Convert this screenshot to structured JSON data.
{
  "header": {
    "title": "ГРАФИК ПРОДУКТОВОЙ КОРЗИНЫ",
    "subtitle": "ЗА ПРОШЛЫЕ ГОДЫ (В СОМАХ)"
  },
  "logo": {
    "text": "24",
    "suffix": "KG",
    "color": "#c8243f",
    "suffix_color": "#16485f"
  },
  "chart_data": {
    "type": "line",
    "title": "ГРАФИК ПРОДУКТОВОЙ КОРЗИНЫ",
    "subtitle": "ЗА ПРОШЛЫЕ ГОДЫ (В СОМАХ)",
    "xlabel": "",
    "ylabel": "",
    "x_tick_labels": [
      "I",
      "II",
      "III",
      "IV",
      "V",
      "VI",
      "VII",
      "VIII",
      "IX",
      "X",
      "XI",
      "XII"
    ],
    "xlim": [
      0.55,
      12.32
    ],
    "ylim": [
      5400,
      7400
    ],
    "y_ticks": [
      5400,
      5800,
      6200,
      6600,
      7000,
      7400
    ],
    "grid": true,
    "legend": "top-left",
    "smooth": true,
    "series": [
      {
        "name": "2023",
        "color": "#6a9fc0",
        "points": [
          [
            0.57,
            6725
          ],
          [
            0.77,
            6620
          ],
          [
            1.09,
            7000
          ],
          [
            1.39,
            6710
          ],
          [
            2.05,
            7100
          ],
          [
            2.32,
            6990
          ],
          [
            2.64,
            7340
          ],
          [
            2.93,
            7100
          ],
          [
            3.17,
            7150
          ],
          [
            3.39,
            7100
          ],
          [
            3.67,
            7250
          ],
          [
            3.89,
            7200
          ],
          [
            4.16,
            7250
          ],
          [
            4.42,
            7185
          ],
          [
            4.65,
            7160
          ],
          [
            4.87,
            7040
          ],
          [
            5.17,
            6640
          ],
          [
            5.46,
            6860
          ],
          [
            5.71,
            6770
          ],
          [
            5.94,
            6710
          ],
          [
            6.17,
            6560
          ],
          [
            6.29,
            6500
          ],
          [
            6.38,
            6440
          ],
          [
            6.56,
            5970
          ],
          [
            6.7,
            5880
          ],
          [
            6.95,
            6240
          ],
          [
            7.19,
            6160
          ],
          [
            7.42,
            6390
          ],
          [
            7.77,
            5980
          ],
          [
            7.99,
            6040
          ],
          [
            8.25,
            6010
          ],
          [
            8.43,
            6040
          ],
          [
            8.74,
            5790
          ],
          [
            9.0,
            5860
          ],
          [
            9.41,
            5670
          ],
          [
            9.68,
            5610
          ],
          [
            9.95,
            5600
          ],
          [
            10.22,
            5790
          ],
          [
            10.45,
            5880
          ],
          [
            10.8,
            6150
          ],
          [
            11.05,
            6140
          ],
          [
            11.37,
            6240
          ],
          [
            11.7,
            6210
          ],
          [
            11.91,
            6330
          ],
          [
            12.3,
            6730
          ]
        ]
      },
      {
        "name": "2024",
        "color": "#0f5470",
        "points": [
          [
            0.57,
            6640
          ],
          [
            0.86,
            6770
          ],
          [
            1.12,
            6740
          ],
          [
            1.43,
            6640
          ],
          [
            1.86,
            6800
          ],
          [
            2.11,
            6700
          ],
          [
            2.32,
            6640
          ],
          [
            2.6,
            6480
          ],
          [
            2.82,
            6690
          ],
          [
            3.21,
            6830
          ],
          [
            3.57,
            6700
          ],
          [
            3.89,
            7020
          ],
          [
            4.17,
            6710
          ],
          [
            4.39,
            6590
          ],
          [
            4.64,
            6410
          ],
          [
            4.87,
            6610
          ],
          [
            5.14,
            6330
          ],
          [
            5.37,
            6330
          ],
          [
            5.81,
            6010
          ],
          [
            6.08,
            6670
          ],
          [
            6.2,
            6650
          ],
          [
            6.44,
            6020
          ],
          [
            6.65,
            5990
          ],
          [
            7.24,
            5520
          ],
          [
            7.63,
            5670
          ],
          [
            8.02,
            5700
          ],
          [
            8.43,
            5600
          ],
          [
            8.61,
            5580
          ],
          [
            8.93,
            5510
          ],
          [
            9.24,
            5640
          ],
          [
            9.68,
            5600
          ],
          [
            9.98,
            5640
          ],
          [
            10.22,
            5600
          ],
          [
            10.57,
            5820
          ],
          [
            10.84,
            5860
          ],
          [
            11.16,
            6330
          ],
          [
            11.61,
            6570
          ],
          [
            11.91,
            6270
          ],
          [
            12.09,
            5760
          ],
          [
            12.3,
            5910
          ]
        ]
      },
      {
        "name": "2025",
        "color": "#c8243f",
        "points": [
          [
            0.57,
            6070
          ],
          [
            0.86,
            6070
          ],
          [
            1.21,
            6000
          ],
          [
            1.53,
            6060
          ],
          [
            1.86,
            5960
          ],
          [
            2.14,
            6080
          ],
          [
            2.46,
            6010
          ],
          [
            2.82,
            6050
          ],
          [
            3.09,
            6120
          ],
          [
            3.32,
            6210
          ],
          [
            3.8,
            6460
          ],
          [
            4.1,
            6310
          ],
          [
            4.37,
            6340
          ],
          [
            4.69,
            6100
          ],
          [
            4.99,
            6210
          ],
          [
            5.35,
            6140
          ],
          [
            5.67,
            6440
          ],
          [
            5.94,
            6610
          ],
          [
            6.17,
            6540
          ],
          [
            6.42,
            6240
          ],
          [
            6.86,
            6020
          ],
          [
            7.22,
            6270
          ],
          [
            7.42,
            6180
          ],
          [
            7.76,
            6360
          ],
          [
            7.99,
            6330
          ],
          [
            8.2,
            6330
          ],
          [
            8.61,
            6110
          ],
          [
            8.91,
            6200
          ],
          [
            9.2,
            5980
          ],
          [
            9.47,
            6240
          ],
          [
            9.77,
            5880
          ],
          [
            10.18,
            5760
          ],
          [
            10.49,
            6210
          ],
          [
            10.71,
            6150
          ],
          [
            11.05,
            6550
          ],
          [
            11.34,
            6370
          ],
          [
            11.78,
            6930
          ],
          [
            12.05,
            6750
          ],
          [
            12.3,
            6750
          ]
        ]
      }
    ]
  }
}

----

### WHAT THIS TASK INVOLVES
Print out every record again, exactly and in full.

### ANSWER FOR THE TASK
Convert this screenshot to structured JSON data.
{
  "header": {
    "title": "ГРАФИК ПРОДУКТОВОЙ КОРЗИНЫ",
    "subtitle": "ЗА ПРОШЛЫЕ ГОДЫ (В СОМАХ)"
  },
  "logo": {
    "text": "24",
    "suffix": "KG",
    "color": "#c8243f",
    "suffix_color": "#16485f"
  },
  "chart_data": {
    "type": "line",
    "title": "ГРАФИК ПРОДУКТОВОЙ КОРЗИНЫ",
    "subtitle": "ЗА ПРОШЛЫЕ ГОДЫ (В СОМАХ)",
    "xlabel": "",
    "ylabel": "",
    "x_tick_labels": [
      "I",
      "II",
      "III",
      "IV",
      "V",
      "VI",
      "VII",
      "VIII",
      "IX",
      "X",
      "XI",
      "XII"
    ],
    "xlim": [
      0.55,
      12.32
    ],
    "ylim": [
      5400,
      7400
    ],
    "y_ticks": [
      5400,
      5800,
      6200,
      6600,
      7000,
      7400
    ],
    "grid": true,
    "legend": "top-left",
    "smooth": true,
    "series": [
      {
        "name": "2023",
        "color": "#6a9fc0",
        "points": [
          [
            0.57,
            6725
          ],
          [
            0.77,
            6620
          ],
          [
            1.09,
            7000
          ],
          [
            1.39,
            6710
          ],
          [
            2.05,
            7100
          ],
          [
            2.32,
            6990
          ],
          [
            2.64,
            7340
          ],
          [
            2.93,
            7100
          ],
          [
            3.17,
            7150
          ],
          [
            3.39,
            7100
          ],
          [
            3.67,
            7250
          ],
          [
            3.89,
            7200
          ],
          [
            4.16,
            7250
          ],
          [
            4.42,
            7185
          ],
          [
            4.65,
            7160
          ],
          [
            4.87,
            7040
          ],
          [
            5.17,
            6640
          ],
          [
            5.46,
            6860
          ],
          [
            5.71,
            6770
          ],
          [
            5.94,
            6710
          ],
          [
            6.17,
            6560
          ],
          [
            6.29,
            6500
          ],
          [
            6.38,
            6440
          ],
          [
            6.56,
            5970
          ],
          [
            6.7,
            5880
          ],
          [
            6.95,
            6240
          ],
          [
            7.19,
            6160
          ],
          [
            7.42,
            6390
          ],
          [
            7.77,
            5980
          ],
          [
            7.99,
            6040
          ],
          [
            8.25,
            6010
          ],
          [
            8.43,
            6040
          ],
          [
            8.74,
            5790
          ],
          [
            9.0,
            5860
          ],
          [
            9.41,
            5670
          ],
          [
            9.68,
            5610
          ],
          [
            9.95,
            5600
          ],
          [
            10.22,
            5790
          ],
          [
            10.45,
            5880
          ],
          [
            10.8,
            6150
          ],
          [
            11.05,
            6140
          ],
          [
            11.37,
            6240
          ],
          [
            11.7,
            6210
          ],
          [
            11.91,
            6330
          ],
          [
            12.3,
            6730
          ]
        ]
      },
      {
        "name": "2024",
        "color": "#0f5470",
        "points": [
          [
            0.57,
            6640
          ],
          [
            0.86,
            6770
          ],
          [
            1.12,
            6740
          ],
          [
            1.43,
            6640
          ],
          [
            1.86,
            6800
          ],
          [
            2.11,
            6700
          ],
          [
            2.32,
            6640
          ],
          [
            2.6,
            6480
          ],
          [
            2.82,
            6690
          ],
          [
            3.21,
            6830
          ],
          [
            3.57,
            6700
          ],
          [
            3.89,
            7020
          ],
          [
            4.17,
            6710
          ],
          [
            4.39,
            6590
          ],
          [
            4.64,
            6410
          ],
          [
            4.87,
            6610
          ],
          [
            5.14,
            6330
          ],
          [
            5.37,
            6330
          ],
          [
            5.81,
            6010
          ],
          [
            6.08,
            6670
          ],
          [
            6.2,
            6650
          ],
          [
            6.44,
            6020
          ],
          [
            6.65,
            5990
          ],
          [
            7.24,
            5520
          ],
          [
            7.63,
            5670
          ],
          [
            8.02,
            5700
          ],
          [
            8.43,
            5600
          ],
          [
            8.61,
            5580
          ],
          [
            8.93,
            5510
          ],
          [
            9.24,
            5640
          ],
          [
            9.68,
            5600
          ],
          [
            9.98,
            5640
          ],
          [
            10.22,
            5600
          ],
          [
            10.57,
            5820
          ],
          [
            10.84,
            5860
          ],
          [
            11.16,
            6330
          ],
          [
            11.61,
            6570
          ],
          [
            11.91,
            6270
          ],
          [
            12.09,
            5760
          ],
          [
            12.3,
            5910
          ]
        ]
      },
      {
        "name": "2025",
        "color": "#c8243f",
        "points": [
          [
            0.57,
            6070
          ],
          [
            0.86,
            6070
          ],
          [
            1.21,
            6000
          ],
          [
            1.53,
            6060
          ],
          [
            1.86,
            5960
          ],
          [
            2.14,
            6080
          ],
          [
            2.46,
            6010
          ],
          [
            2.82,
            6050
          ],
          [
            3.09,
            6120
          ],
          [
            3.32,
            6210
          ],
          [
            3.8,
            6460
          ],
          [
            4.1,
            6310
          ],
          [
            4.37,
            6340
          ],
          [
            4.69,
            6100
          ],
          [
            4.99,
            6210
          ],
          [
            5.35,
            6140
          ],
          [
            5.67,
            6440
          ],
          [
            5.94,
            6610
          ],
          [
            6.17,
            6540
          ],
          [
            6.42,
            6240
          ],
          [
            6.86,
            6020
          ],
          [
            7.22,
            6270
          ],
          [
            7.42,
            6180
          ],
          [
            7.76,
            6360
          ],
          [
            7.99,
            6330
          ],
          [
            8.2,
            6330
          ],
          [
            8.61,
            6110
          ],
          [
            8.91,
            6200
          ],
          [
            9.2,
            5980
          ],
          [
            9.47,
            6240
          ],
          [
            9.77,
            5880
          ],
          [
            10.18,
            5760
          ],
          [
            10.49,
            6210
          ],
          [
            10.71,
            6150
          ],
          [
            11.05,
            6550
          ],
          [
            11.34,
            6370
          ],
          [
            11.78,
            6930
          ],
          [
            12.05,
            6750
          ],
          [
            12.3,
            6750
          ]
        ]
      }
    ]
  }
}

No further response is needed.